• **Exercise goal**: Write out all records as given; omit images.

• **Data entries**:
********************
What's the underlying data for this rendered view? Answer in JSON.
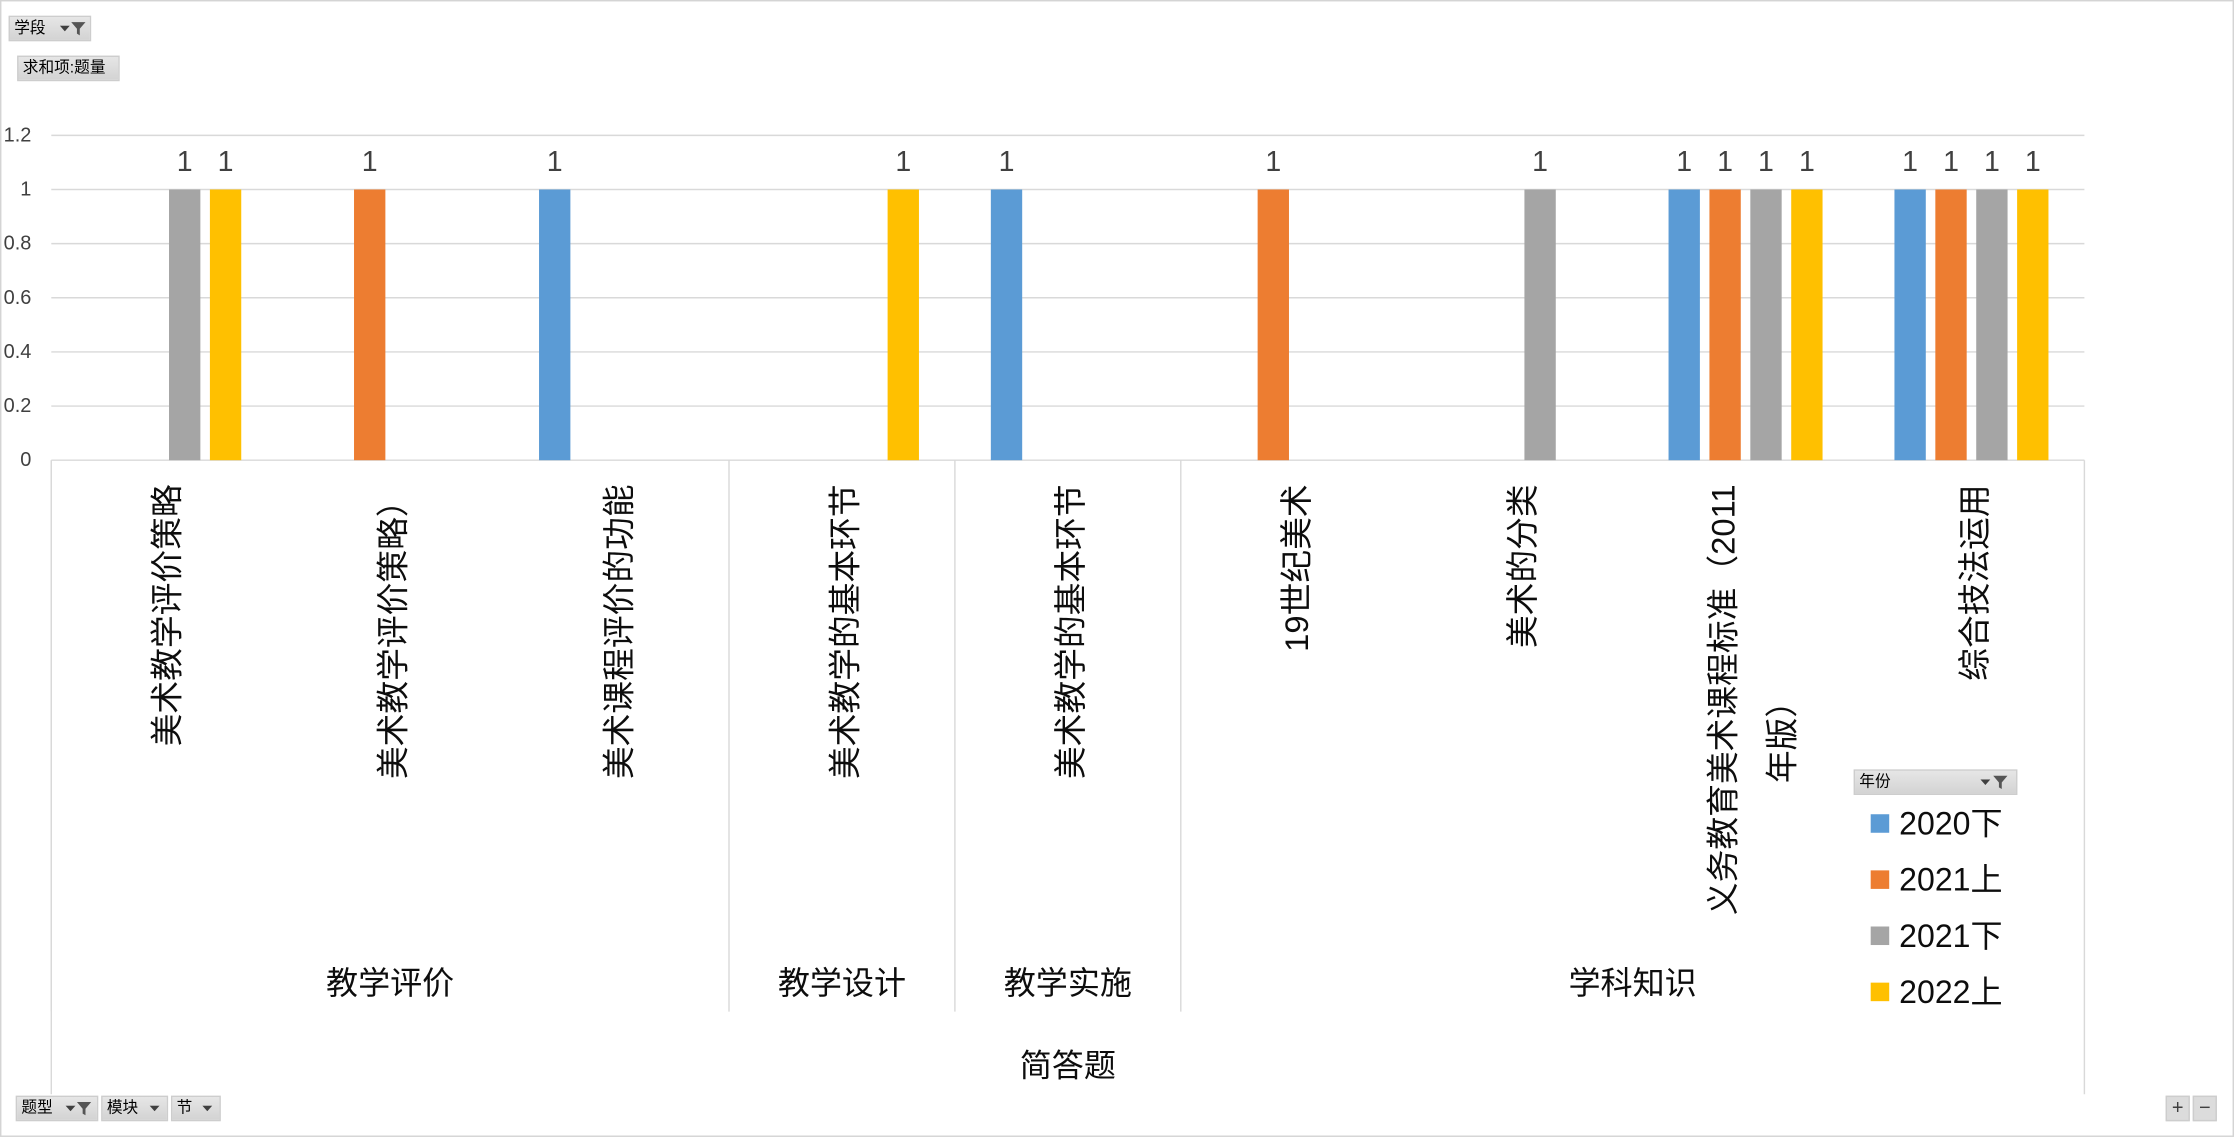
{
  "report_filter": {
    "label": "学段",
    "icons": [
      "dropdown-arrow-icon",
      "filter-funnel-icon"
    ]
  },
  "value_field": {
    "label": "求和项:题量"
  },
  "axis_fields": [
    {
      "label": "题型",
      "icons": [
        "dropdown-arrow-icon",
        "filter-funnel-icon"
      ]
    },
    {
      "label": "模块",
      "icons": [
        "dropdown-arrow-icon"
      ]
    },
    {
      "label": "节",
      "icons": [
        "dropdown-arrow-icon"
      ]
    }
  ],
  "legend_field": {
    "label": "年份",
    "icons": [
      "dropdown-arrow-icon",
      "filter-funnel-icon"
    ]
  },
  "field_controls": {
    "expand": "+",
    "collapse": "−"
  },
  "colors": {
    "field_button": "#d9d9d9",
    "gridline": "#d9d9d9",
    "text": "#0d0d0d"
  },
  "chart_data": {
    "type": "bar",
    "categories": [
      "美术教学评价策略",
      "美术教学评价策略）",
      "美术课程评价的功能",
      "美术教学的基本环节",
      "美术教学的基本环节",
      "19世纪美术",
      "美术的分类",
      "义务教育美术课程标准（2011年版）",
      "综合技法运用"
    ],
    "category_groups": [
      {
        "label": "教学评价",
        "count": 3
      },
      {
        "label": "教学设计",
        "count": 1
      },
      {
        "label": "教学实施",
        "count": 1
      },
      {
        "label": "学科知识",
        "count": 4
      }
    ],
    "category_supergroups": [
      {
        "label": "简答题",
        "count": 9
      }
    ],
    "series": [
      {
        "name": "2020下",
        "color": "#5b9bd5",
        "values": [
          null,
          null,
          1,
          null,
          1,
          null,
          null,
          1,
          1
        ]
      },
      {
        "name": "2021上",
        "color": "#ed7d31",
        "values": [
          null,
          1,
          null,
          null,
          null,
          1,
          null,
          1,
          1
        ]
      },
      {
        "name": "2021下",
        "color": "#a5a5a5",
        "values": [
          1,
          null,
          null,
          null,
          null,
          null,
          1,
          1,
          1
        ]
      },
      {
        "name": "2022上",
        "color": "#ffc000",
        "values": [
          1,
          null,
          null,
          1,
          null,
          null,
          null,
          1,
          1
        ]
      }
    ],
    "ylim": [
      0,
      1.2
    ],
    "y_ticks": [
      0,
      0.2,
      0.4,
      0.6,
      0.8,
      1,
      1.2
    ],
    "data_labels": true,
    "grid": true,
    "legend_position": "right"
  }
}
********************
• **The reply**:
What's the underlying data for this rendered view? Answer in JSON.
{
  "report_filter": {
    "label": "学段",
    "icons": [
      "dropdown-arrow-icon",
      "filter-funnel-icon"
    ]
  },
  "value_field": {
    "label": "求和项:题量"
  },
  "axis_fields": [
    {
      "label": "题型",
      "icons": [
        "dropdown-arrow-icon",
        "filter-funnel-icon"
      ]
    },
    {
      "label": "模块",
      "icons": [
        "dropdown-arrow-icon"
      ]
    },
    {
      "label": "节",
      "icons": [
        "dropdown-arrow-icon"
      ]
    }
  ],
  "legend_field": {
    "label": "年份",
    "icons": [
      "dropdown-arrow-icon",
      "filter-funnel-icon"
    ]
  },
  "field_controls": {
    "expand": "+",
    "collapse": "−"
  },
  "colors": {
    "field_button": "#d9d9d9",
    "gridline": "#d9d9d9",
    "text": "#0d0d0d"
  },
  "chart_data": {
    "type": "bar",
    "categories": [
      "美术教学评价策略",
      "美术教学评价策略）",
      "美术课程评价的功能",
      "美术教学的基本环节",
      "美术教学的基本环节",
      "19世纪美术",
      "美术的分类",
      "义务教育美术课程标准（2011年版）",
      "综合技法运用"
    ],
    "category_groups": [
      {
        "label": "教学评价",
        "count": 3
      },
      {
        "label": "教学设计",
        "count": 1
      },
      {
        "label": "教学实施",
        "count": 1
      },
      {
        "label": "学科知识",
        "count": 4
      }
    ],
    "category_supergroups": [
      {
        "label": "简答题",
        "count": 9
      }
    ],
    "series": [
      {
        "name": "2020下",
        "color": "#5b9bd5",
        "values": [
          null,
          null,
          1,
          null,
          1,
          null,
          null,
          1,
          1
        ]
      },
      {
        "name": "2021上",
        "color": "#ed7d31",
        "values": [
          null,
          1,
          null,
          null,
          null,
          1,
          null,
          1,
          1
        ]
      },
      {
        "name": "2021下",
        "color": "#a5a5a5",
        "values": [
          1,
          null,
          null,
          null,
          null,
          null,
          1,
          1,
          1
        ]
      },
      {
        "name": "2022上",
        "color": "#ffc000",
        "values": [
          1,
          null,
          null,
          1,
          null,
          null,
          null,
          1,
          1
        ]
      }
    ],
    "ylim": [
      0,
      1.2
    ],
    "y_ticks": [
      0,
      0.2,
      0.4,
      0.6,
      0.8,
      1,
      1.2
    ],
    "data_labels": true,
    "grid": true,
    "legend_position": "right"
  }
}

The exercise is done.